-- Begin --
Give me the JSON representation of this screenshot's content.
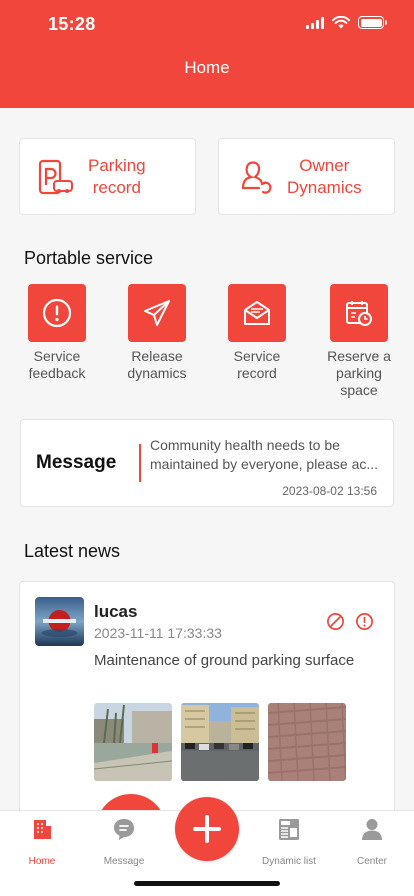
{
  "status_bar": {
    "time": "15:28"
  },
  "header": {
    "title": "Home"
  },
  "quick_actions": [
    {
      "label": "Parking\nrecord",
      "icon": "parking-record-icon"
    },
    {
      "label": "Owner\nDynamics",
      "icon": "owner-dynamics-icon"
    }
  ],
  "portable_service": {
    "title": "Portable service",
    "items": [
      {
        "label": "Service\nfeedback",
        "icon": "exclamation-circle-icon"
      },
      {
        "label": "Release\ndynamics",
        "icon": "paper-plane-icon"
      },
      {
        "label": "Service\nrecord",
        "icon": "envelope-icon"
      },
      {
        "label": "Reserve a\nparking\nspace",
        "icon": "calendar-clock-icon"
      }
    ]
  },
  "message": {
    "title": "Message",
    "text_line1": "Community health needs to be",
    "text_line2": "maintained by everyone, please ac...",
    "date": "2023-08-02 13:56"
  },
  "latest_news": {
    "title": "Latest news",
    "post": {
      "author": "lucas",
      "time": "2023-11-11 17:33:33",
      "body": "Maintenance of ground parking surface"
    }
  },
  "tabbar": {
    "tabs": [
      {
        "label": "Home",
        "icon": "building-icon",
        "active": true
      },
      {
        "label": "Message",
        "icon": "chat-bubble-icon",
        "active": false
      },
      {
        "label": "Dynamic list",
        "icon": "newspaper-icon",
        "active": false
      },
      {
        "label": "Center",
        "icon": "person-icon",
        "active": false
      }
    ],
    "fab_icon": "plus-icon"
  },
  "colors": {
    "accent": "#f1463c",
    "background": "#f6f6f6",
    "card": "#ffffff"
  }
}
-- End --
Copy each line exactly, and leave the pictures out of your copy.

SOLVED PROBLEM ::
Give me the JSON representation of this screenshot's content.
{
  "status_bar": {
    "time": "15:28"
  },
  "header": {
    "title": "Home"
  },
  "quick_actions": [
    {
      "label": "Parking\nrecord",
      "icon": "parking-record-icon"
    },
    {
      "label": "Owner\nDynamics",
      "icon": "owner-dynamics-icon"
    }
  ],
  "portable_service": {
    "title": "Portable service",
    "items": [
      {
        "label": "Service\nfeedback",
        "icon": "exclamation-circle-icon"
      },
      {
        "label": "Release\ndynamics",
        "icon": "paper-plane-icon"
      },
      {
        "label": "Service\nrecord",
        "icon": "envelope-icon"
      },
      {
        "label": "Reserve a\nparking\nspace",
        "icon": "calendar-clock-icon"
      }
    ]
  },
  "message": {
    "title": "Message",
    "text_line1": "Community health needs to be",
    "text_line2": "maintained by everyone, please ac...",
    "date": "2023-08-02 13:56"
  },
  "latest_news": {
    "title": "Latest news",
    "post": {
      "author": "lucas",
      "time": "2023-11-11 17:33:33",
      "body": "Maintenance of ground parking surface"
    }
  },
  "tabbar": {
    "tabs": [
      {
        "label": "Home",
        "icon": "building-icon",
        "active": true
      },
      {
        "label": "Message",
        "icon": "chat-bubble-icon",
        "active": false
      },
      {
        "label": "Dynamic list",
        "icon": "newspaper-icon",
        "active": false
      },
      {
        "label": "Center",
        "icon": "person-icon",
        "active": false
      }
    ],
    "fab_icon": "plus-icon"
  },
  "colors": {
    "accent": "#f1463c",
    "background": "#f6f6f6",
    "card": "#ffffff"
  }
}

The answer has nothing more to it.